• _Directions_
In the listing below, locate the lines bearing the word "לגיל". Copy every one of them.

• _Extracted material_

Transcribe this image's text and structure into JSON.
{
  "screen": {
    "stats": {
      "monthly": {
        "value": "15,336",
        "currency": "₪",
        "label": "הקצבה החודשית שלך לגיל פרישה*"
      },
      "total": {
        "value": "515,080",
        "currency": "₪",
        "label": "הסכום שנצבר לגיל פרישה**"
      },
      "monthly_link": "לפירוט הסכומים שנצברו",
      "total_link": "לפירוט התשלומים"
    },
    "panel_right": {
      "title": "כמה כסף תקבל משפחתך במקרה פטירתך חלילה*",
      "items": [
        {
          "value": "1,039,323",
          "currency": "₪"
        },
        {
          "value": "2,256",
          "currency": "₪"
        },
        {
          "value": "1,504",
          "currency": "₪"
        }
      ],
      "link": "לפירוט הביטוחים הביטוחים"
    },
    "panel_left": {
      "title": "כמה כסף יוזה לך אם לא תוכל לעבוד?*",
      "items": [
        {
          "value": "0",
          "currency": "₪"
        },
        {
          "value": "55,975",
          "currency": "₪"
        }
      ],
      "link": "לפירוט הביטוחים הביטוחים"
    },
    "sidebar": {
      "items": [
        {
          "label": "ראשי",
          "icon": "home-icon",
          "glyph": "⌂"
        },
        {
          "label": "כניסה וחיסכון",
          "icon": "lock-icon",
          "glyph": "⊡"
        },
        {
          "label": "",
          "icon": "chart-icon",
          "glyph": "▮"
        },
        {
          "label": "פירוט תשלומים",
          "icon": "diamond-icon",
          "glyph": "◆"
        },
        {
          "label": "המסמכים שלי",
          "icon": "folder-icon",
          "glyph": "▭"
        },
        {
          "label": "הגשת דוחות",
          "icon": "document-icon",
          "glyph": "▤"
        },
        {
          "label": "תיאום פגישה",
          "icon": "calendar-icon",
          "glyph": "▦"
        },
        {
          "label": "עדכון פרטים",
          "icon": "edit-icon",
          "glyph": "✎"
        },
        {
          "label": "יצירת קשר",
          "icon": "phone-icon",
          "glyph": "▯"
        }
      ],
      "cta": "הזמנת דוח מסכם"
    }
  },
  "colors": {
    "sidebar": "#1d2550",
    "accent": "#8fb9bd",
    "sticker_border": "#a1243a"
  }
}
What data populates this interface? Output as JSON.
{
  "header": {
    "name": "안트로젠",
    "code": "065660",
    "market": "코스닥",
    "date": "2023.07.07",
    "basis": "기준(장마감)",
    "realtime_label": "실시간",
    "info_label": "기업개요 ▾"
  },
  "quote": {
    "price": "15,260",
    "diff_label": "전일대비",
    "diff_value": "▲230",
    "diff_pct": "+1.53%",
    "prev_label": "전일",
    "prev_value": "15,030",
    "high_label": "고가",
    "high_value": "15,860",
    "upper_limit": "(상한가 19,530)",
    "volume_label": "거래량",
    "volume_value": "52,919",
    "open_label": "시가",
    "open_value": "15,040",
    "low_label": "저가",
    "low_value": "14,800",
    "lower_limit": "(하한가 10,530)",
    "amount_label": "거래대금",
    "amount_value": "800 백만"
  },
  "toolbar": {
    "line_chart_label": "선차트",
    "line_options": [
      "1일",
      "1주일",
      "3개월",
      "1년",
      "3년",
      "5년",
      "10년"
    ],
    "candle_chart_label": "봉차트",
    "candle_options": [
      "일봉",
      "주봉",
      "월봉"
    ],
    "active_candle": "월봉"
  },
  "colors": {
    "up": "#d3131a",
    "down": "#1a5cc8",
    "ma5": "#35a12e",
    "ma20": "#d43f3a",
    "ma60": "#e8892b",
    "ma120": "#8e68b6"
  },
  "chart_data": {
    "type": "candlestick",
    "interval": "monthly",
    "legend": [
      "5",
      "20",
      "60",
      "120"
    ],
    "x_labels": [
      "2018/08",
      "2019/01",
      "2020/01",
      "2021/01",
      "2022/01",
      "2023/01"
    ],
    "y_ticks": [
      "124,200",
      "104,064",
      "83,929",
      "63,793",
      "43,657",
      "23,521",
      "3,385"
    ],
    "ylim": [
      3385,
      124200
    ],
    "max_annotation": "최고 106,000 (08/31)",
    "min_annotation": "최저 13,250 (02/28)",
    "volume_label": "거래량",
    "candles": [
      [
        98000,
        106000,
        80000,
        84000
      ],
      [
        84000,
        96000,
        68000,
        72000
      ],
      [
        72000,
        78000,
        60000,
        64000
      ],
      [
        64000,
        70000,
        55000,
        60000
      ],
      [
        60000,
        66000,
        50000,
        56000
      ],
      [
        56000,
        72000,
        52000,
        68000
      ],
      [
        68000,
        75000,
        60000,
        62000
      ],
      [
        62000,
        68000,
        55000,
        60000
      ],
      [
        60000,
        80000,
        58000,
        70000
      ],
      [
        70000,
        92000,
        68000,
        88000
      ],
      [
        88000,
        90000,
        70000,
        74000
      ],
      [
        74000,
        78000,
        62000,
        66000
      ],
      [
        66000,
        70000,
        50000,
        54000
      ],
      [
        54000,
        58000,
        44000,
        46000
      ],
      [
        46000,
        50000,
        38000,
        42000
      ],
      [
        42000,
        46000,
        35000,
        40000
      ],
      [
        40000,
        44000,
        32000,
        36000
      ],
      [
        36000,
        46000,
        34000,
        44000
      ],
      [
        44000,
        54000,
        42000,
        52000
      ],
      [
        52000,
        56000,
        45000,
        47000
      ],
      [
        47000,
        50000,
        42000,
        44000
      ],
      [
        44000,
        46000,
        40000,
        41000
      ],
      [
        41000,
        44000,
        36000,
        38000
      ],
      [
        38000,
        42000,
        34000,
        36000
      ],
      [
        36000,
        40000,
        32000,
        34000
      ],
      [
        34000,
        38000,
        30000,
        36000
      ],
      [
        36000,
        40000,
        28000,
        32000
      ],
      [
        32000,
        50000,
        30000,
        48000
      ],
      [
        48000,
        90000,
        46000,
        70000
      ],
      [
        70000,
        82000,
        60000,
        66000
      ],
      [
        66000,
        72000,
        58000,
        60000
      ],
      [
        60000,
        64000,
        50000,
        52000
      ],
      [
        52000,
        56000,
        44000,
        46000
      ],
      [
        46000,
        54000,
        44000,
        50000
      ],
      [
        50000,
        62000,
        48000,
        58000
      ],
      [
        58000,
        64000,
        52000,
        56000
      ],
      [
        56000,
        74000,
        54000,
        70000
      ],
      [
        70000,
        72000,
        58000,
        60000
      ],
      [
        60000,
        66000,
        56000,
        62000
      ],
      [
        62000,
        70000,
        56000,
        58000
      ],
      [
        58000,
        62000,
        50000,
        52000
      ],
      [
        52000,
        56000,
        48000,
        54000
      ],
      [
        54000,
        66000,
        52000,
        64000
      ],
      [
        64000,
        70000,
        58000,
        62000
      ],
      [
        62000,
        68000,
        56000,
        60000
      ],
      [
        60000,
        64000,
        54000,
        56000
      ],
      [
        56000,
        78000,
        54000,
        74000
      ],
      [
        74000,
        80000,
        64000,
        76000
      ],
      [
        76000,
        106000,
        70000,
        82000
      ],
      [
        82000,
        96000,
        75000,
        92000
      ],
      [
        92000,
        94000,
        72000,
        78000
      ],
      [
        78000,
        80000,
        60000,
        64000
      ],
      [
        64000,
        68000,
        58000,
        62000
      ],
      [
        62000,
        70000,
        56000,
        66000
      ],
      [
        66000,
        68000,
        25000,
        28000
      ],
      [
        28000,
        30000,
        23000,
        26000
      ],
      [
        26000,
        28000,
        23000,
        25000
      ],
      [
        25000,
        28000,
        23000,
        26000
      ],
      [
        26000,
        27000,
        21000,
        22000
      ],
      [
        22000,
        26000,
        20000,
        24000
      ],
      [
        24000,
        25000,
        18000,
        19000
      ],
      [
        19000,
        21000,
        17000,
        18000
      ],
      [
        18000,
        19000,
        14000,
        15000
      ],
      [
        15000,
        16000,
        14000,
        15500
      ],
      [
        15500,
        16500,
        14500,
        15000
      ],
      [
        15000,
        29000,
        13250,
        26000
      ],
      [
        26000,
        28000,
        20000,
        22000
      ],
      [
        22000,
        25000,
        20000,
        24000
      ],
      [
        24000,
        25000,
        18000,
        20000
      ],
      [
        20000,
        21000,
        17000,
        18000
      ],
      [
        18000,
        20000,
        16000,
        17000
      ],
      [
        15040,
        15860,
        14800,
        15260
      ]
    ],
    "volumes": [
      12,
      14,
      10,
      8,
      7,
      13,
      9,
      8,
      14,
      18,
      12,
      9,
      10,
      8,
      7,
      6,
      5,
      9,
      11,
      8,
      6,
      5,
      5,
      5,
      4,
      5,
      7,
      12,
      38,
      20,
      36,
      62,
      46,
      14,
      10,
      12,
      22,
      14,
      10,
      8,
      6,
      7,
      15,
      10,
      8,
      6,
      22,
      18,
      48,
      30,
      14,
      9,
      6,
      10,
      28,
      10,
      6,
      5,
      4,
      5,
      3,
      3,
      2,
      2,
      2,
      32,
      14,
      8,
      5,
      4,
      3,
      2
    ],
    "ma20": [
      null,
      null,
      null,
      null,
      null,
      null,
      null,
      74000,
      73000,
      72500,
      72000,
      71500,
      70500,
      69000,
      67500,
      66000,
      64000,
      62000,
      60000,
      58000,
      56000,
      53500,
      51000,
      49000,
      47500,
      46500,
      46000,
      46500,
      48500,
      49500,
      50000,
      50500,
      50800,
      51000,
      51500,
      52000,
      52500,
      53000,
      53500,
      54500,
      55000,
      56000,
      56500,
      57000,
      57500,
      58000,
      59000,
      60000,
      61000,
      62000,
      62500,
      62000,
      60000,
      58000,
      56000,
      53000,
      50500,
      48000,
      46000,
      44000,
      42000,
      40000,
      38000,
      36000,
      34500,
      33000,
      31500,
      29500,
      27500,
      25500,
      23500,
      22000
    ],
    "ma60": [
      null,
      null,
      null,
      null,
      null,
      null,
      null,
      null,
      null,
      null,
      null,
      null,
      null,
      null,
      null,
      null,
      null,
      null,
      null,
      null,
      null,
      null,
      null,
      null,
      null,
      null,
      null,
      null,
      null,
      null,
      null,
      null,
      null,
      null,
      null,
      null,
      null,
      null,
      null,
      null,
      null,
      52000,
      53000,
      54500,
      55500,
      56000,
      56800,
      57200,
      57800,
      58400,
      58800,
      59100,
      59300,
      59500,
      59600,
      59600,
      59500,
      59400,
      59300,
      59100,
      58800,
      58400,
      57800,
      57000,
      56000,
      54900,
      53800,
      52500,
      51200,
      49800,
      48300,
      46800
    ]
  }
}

• _Completed task_
        "label": "הקצבה החודשית שלך לגיל פרישה*"
        "label": "הסכום שנצבר לגיל פרישה**"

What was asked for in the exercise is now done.